Exercise description:
The material below should be written out in full and exactly; pictures stay out of the copy.

Records for the task:
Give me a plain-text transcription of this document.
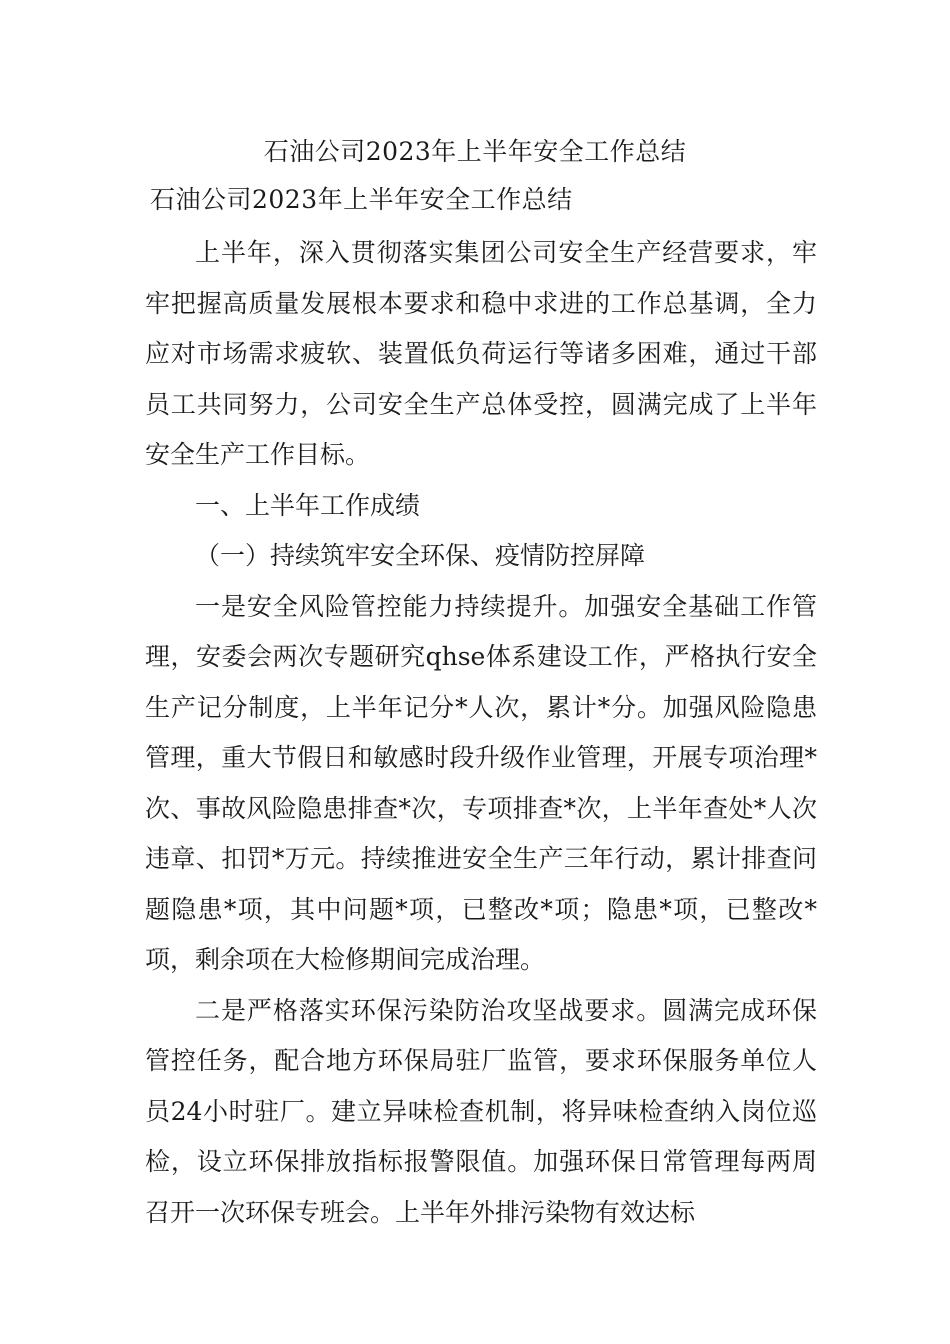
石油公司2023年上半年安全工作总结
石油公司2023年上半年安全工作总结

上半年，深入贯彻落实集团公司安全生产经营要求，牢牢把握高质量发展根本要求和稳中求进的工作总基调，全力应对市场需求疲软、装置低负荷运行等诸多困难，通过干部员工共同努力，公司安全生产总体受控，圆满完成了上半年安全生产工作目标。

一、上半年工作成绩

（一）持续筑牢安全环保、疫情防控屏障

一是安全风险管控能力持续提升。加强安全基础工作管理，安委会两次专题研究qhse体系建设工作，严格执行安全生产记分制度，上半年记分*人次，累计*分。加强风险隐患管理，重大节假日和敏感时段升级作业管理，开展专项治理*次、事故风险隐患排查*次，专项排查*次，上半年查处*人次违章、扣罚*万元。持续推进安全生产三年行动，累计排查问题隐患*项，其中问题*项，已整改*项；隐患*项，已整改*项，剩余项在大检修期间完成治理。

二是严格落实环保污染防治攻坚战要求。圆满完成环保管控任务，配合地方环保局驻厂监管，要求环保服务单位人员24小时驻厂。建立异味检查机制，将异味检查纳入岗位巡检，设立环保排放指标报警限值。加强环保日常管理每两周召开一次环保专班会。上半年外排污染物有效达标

Reply:
Give me a plain-text transcription of this document.
石油公司2023年上半年安全工作总结
石油公司2023年上半年安全工作总结

上半年，深入贯彻落实集团公司安全生产经营要求，牢牢把握高质量发展根本要求和稳中求进的工作总基调，全力应对市场需求疲软、装置低负荷运行等诸多困难，通过干部员工共同努力，公司安全生产总体受控，圆满完成了上半年安全生产工作目标。

一、上半年工作成绩

（一）持续筑牢安全环保、疫情防控屏障

一是安全风险管控能力持续提升。加强安全基础工作管理，安委会两次专题研究qhse体系建设工作，严格执行安全生产记分制度，上半年记分*人次，累计*分。加强风险隐患管理，重大节假日和敏感时段升级作业管理，开展专项治理*次、事故风险隐患排查*次，专项排查*次，上半年查处*人次违章、扣罚*万元。持续推进安全生产三年行动，累计排查问题隐患*项，其中问题*项，已整改*项；隐患*项，已整改*项，剩余项在大检修期间完成治理。

二是严格落实环保污染防治攻坚战要求。圆满完成环保管控任务，配合地方环保局驻厂监管，要求环保服务单位人员24小时驻厂。建立异味检查机制，将异味检查纳入岗位巡检，设立环保排放指标报警限值。加强环保日常管理每两周召开一次环保专班会。上半年外排污染物有效达标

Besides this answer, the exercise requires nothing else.